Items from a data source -
........

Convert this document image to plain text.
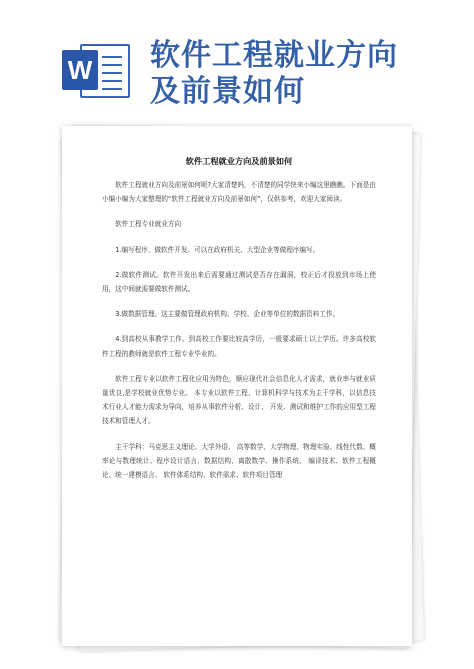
W 软件工程就业方向
及前景如何
软件工程就业方向及前景如何

软件工程就业方向及前景如何呢?大家清楚吗，不清楚的同学快来小编这里瞧瞧。下面是由小编小编为大家整理的“软件工程就业方向及前景如何”，仅供参考，欢迎大家阅读。

软件工程专业就业方向

1.编写程序、做软件开发。可以在政府机关、大型企业等做程序编写。

2.做软件测试。软件开发出来后需要通过测试是否存在漏洞，校正后才投放到市场上使用，这中间就需要做软件测试。

3.做数据管理。这主要做管理政府机构、学校、企业等单位的数据资料工作。

4.到高校从事教学工作。到高校工作要比较高学历，一般要求硕士以上学历。许多高校软件工程的教师就是软件工程专业毕业的。

软件工程专业以软件工程化应用为特色，顺应现代社会信息化人才需求，就业率与就业质量优良,是学校就业优势专业。 本专业以软件工程、计算机科学与技术为主干学科，以信息技术行业人才能力需求为导向，培养从事软件分析、设计、 开发、测试和维护工作的应用型工程技术和管理人才。

主干学科：马克思主义理论、大学外语、 高等数学、大学物理、物理实验、线性代数、概率论与数理统计、程序设计语言、数据结构、离散数学、操作系统、 编译技术、软件工程概论、统一建模语言、 软件体系结构、软件需求、软件项目管理
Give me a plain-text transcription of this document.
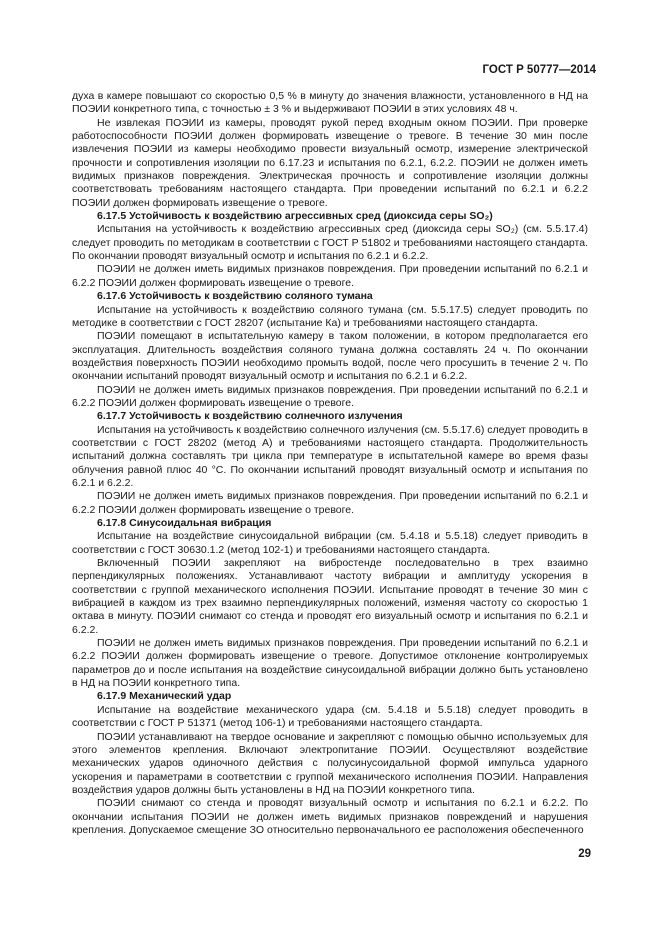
ГОСТ Р 50777—2014

духа в камере повышают со скоростью 0,5 % в минуту до значения влажности, установленного в НД на ПОЭИИ конкретного типа, с точностью ± 3 % и выдерживают ПОЭИИ в этих условиях 48 ч.

Не извлекая ПОЭИИ из камеры, проводят рукой перед входным окном ПОЭИИ. При проверке работоспособности ПОЭИИ должен формировать извещение о тревоге. В течение 30 мин после извлечения ПОЭИИ из камеры необходимо провести визуальный осмотр, измерение электрической прочности и сопротивления изоляции по 6.17.23 и испытания по 6.2.1, 6.2.2. ПОЭИИ не должен иметь видимых признаков повреждения. Электрическая прочность и сопротивление изоляции должны соответствовать требованиям настоящего стандарта. При проведении испытаний по 6.2.1 и 6.2.2 ПОЭИИ должен формировать извещение о тревоге.

6.17.5 Устойчивость к воздействию агрессивных сред (диоксида серы SO₂)

Испытания на устойчивость к воздействию агрессивных сред (диоксида серы SO₂) (см. 5.5.17.4) следует проводить по методикам в соответствии с ГОСТ Р 51802 и требованиями настоящего стандарта. По окончании проводят визуальный осмотр и испытания по 6.2.1 и 6.2.2.

ПОЭИИ не должен иметь видимых признаков повреждения. При проведении испытаний по 6.2.1 и 6.2.2 ПОЭИИ должен формировать извещение о тревоге.

6.17.6 Устойчивость к воздействию соляного тумана

Испытание на устойчивость к воздействию соляного тумана (см. 5.5.17.5) следует проводить по методике в соответствии с ГОСТ 28207 (испытание Ка) и требованиями настоящего стандарта.

ПОЭИИ помещают в испытательную камеру в таком положении, в котором предполагается его эксплуатация. Длительность воздействия соляного тумана должна составлять 24 ч. По окончании воздействия поверхность ПОЭИИ необходимо промыть водой, после чего просушить в течение 2 ч. По окончании испытаний проводят визуальный осмотр и испытания по 6.2.1 и 6.2.2.

ПОЭИИ не должен иметь видимых признаков повреждения. При проведении испытаний по 6.2.1 и 6.2.2 ПОЭИИ должен формировать извещение о тревоге.

6.17.7 Устойчивость к воздействию солнечного излучения

Испытания на устойчивость к воздействию солнечного излучения (см. 5.5.17.6) следует проводить в соответствии с ГОСТ 28202 (метод А) и требованиями настоящего стандарта. Продолжительность испытаний должна составлять три цикла при температуре в испытательной камере во время фазы облучения равной плюс 40 °С. По окончании испытаний проводят визуальный осмотр и испытания по 6.2.1 и 6.2.2.

ПОЭИИ не должен иметь видимых признаков повреждения. При проведении испытаний по 6.2.1 и 6.2.2 ПОЭИИ должен формировать извещение о тревоге.

6.17.8 Синусоидальная вибрация

Испытание на воздействие синусоидальной вибрации (см. 5.4.18 и 5.5.18) следует приводить в соответствии с ГОСТ 30630.1.2 (метод 102-1) и требованиями настоящего стандарта.

Включенный ПОЭИИ закрепляют на вибростенде последовательно в трех взаимно перпендикулярных положениях. Устанавливают частоту вибрации и амплитуду ускорения в соответствии с группой механического исполнения ПОЭИИ. Испытание проводят в течение 30 мин с вибрацией в каждом из трех взаимно перпендикулярных положений, изменяя частоту со скоростью 1 октава в минуту. ПОЭИИ снимают со стенда и проводят его визуальный осмотр и испытания по 6.2.1 и 6.2.2.

ПОЭИИ не должен иметь видимых признаков повреждения. При проведении испытаний по 6.2.1 и 6.2.2 ПОЭИИ должен формировать извещение о тревоге. Допустимое отклонение контролируемых параметров до и после испытания на воздействие синусоидальной вибрации должно быть установлено в НД на ПОЭИИ конкретного типа.

6.17.9 Механический удар

Испытание на воздействие механического удара (см. 5.4.18 и 5.5.18) следует проводить в соответствии с ГОСТ Р 51371 (метод 106-1) и требованиями настоящего стандарта.

ПОЭИИ устанавливают на твердое основание и закрепляют с помощью обычно используемых для этого элементов крепления. Включают электропитание ПОЭИИ. Осуществляют воздействие механических ударов одиночного действия с полусинусоидальной формой импульса ударного ускорения и параметрами в соответствии с группой механического исполнения ПОЭИИ. Направления воздействия ударов должны быть установлены в НД на ПОЭИИ конкретного типа.

ПОЭИИ снимают со стенда и проводят визуальный осмотр и испытания по 6.2.1 и 6.2.2. По окончании испытания ПОЭИИ не должен иметь видимых признаков повреждений и нарушения крепления. Допускаемое смещение ЗО относительно первоначального ее расположения обеспеченного

29
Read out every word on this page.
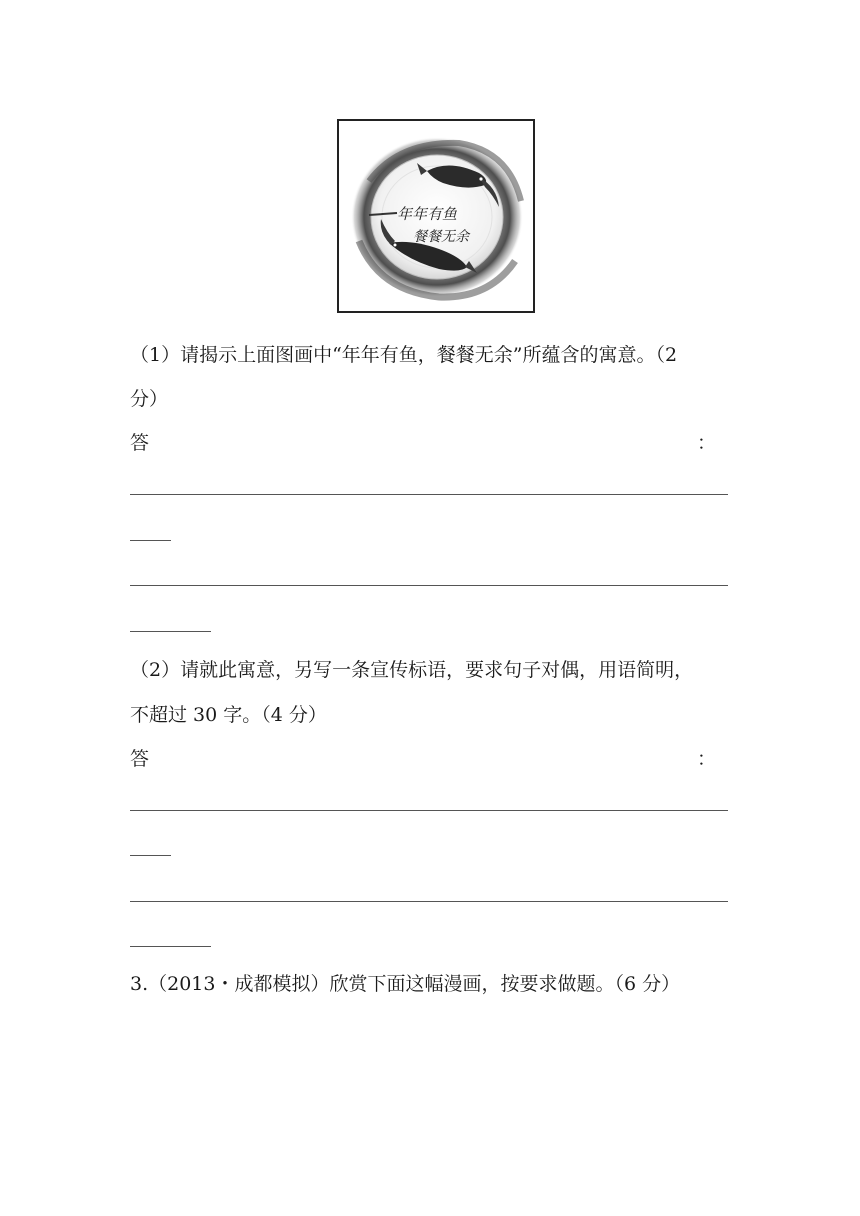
年年有鱼
餐餐无余
（1）请揭示上面图画中“年年有鱼，餐餐无余”所蕴含的寓意。（2
分）
答	：
（2）请就此寓意，另写一条宣传标语，要求句子对偶，用语简明，
不超过 30 字。（4 分）
答	：
3.（2013・成都模拟）欣赏下面这幅漫画，按要求做题。（6 分）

........

WHAT TO DO -
Repeat the listing above exactly, with no pictures.

TASK RESPONSE -
Convert this document image to plain text.
W 软件工程就业方向
及前景如何
软件工程就业方向及前景如何

软件工程就业方向及前景如何呢?大家清楚吗，不清楚的同学快来小编这里瞧瞧。下面是由小编小编为大家整理的“软件工程就业方向及前景如何”，仅供参考，欢迎大家阅读。

软件工程专业就业方向

1.编写程序、做软件开发。可以在政府机关、大型企业等做程序编写。

2.做软件测试。软件开发出来后需要通过测试是否存在漏洞，校正后才投放到市场上使用，这中间就需要做软件测试。

3.做数据管理。这主要做管理政府机构、学校、企业等单位的数据资料工作。

4.到高校从事教学工作。到高校工作要比较高学历，一般要求硕士以上学历。许多高校软件工程的教师就是软件工程专业毕业的。

软件工程专业以软件工程化应用为特色，顺应现代社会信息化人才需求，就业率与就业质量优良,是学校就业优势专业。 本专业以软件工程、计算机科学与技术为主干学科，以信息技术行业人才能力需求为导向，培养从事软件分析、设计、 开发、测试和维护工作的应用型工程技术和管理人才。

主干学科：马克思主义理论、大学外语、 高等数学、大学物理、物理实验、线性代数、概率论与数理统计、程序设计语言、数据结构、离散数学、操作系统、 编译技术、软件工程概论、统一建模语言、 软件体系结构、软件需求、软件项目管理
Give me a plain-text transcription of this document.
ГОСТ Р 50777—2014

духа в камере повышают со скоростью 0,5 % в минуту до значения влажности, установленного в НД на ПОЭИИ конкретного типа, с точностью ± 3 % и выдерживают ПОЭИИ в этих условиях 48 ч.

Не извлекая ПОЭИИ из камеры, проводят рукой перед входным окном ПОЭИИ. При проверке работоспособности ПОЭИИ должен формировать извещение о тревоге. В течение 30 мин после извлечения ПОЭИИ из камеры необходимо провести визуальный осмотр, измерение электрической прочности и сопротивления изоляции по 6.17.23 и испытания по 6.2.1, 6.2.2. ПОЭИИ не должен иметь видимых признаков повреждения. Электрическая прочность и сопротивление изоляции должны соответствовать требованиям настоящего стандарта. При проведении испытаний по 6.2.1 и 6.2.2 ПОЭИИ должен формировать извещение о тревоге.

6.17.5 Устойчивость к воздействию агрессивных сред (диоксида серы SO₂)

Испытания на устойчивость к воздействию агрессивных сред (диоксида серы SO₂) (см. 5.5.17.4) следует проводить по методикам в соответствии с ГОСТ Р 51802 и требованиями настоящего стандарта. По окончании проводят визуальный осмотр и испытания по 6.2.1 и 6.2.2.

ПОЭИИ не должен иметь видимых признаков повреждения. При проведении испытаний по 6.2.1 и 6.2.2 ПОЭИИ должен формировать извещение о тревоге.

6.17.6 Устойчивость к воздействию соляного тумана

Испытание на устойчивость к воздействию соляного тумана (см. 5.5.17.5) следует проводить по методике в соответствии с ГОСТ 28207 (испытание Ка) и требованиями настоящего стандарта.

ПОЭИИ помещают в испытательную камеру в таком положении, в котором предполагается его эксплуатация. Длительность воздействия соляного тумана должна составлять 24 ч. По окончании воздействия поверхность ПОЭИИ необходимо промыть водой, после чего просушить в течение 2 ч. По окончании испытаний проводят визуальный осмотр и испытания по 6.2.1 и 6.2.2.

ПОЭИИ не должен иметь видимых признаков повреждения. При проведении испытаний по 6.2.1 и 6.2.2 ПОЭИИ должен формировать извещение о тревоге.

6.17.7 Устойчивость к воздействию солнечного излучения

Испытания на устойчивость к воздействию солнечного излучения (см. 5.5.17.6) следует проводить в соответствии с ГОСТ 28202 (метод А) и требованиями настоящего стандарта. Продолжительность испытаний должна составлять три цикла при температуре в испытательной камере во время фазы облучения равной плюс 40 °С. По окончании испытаний проводят визуальный осмотр и испытания по 6.2.1 и 6.2.2.

ПОЭИИ не должен иметь видимых признаков повреждения. При проведении испытаний по 6.2.1 и 6.2.2 ПОЭИИ должен формировать извещение о тревоге.

6.17.8 Синусоидальная вибрация

Испытание на воздействие синусоидальной вибрации (см. 5.4.18 и 5.5.18) следует приводить в соответствии с ГОСТ 30630.1.2 (метод 102-1) и требованиями настоящего стандарта.

Включенный ПОЭИИ закрепляют на вибростенде последовательно в трех взаимно перпендикулярных положениях. Устанавливают частоту вибрации и амплитуду ускорения в соответствии с группой механического исполнения ПОЭИИ. Испытание проводят в течение 30 мин с вибрацией в каждом из трех взаимно перпендикулярных положений, изменяя частоту со скоростью 1 октава в минуту. ПОЭИИ снимают со стенда и проводят его визуальный осмотр и испытания по 6.2.1 и 6.2.2.

ПОЭИИ не должен иметь видимых признаков повреждения. При проведении испытаний по 6.2.1 и 6.2.2 ПОЭИИ должен формировать извещение о тревоге. Допустимое отклонение контролируемых параметров до и после испытания на воздействие синусоидальной вибрации должно быть установлено в НД на ПОЭИИ конкретного типа.

6.17.9 Механический удар

Испытание на воздействие механического удара (см. 5.4.18 и 5.5.18) следует проводить в соответствии с ГОСТ Р 51371 (метод 106-1) и требованиями настоящего стандарта.

ПОЭИИ устанавливают на твердое основание и закрепляют с помощью обычно используемых для этого элементов крепления. Включают электропитание ПОЭИИ. Осуществляют воздействие механических ударов одиночного действия с полусинусоидальной формой импульса ударного ускорения и параметрами в соответствии с группой механического исполнения ПОЭИИ. Направления воздействия ударов должны быть установлены в НД на ПОЭИИ конкретного типа.

ПОЭИИ снимают со стенда и проводят визуальный осмотр и испытания по 6.2.1 и 6.2.2. По окончании испытания ПОЭИИ не должен иметь видимых признаков повреждений и нарушения крепления. Допускаемое смещение ЗО относительно первоначального ее расположения обеспеченного

29
Read out every word on this page.
年年有鱼
餐餐无余
（1）请揭示上面图画中“年年有鱼，餐餐无余”所蕴含的寓意。（2
分）
答	：
（2）请就此寓意，另写一条宣传标语，要求句子对偶，用语简明，
不超过 30 字。（4 分）
答	：
3.（2013・成都模拟）欣赏下面这幅漫画，按要求做题。（6 分）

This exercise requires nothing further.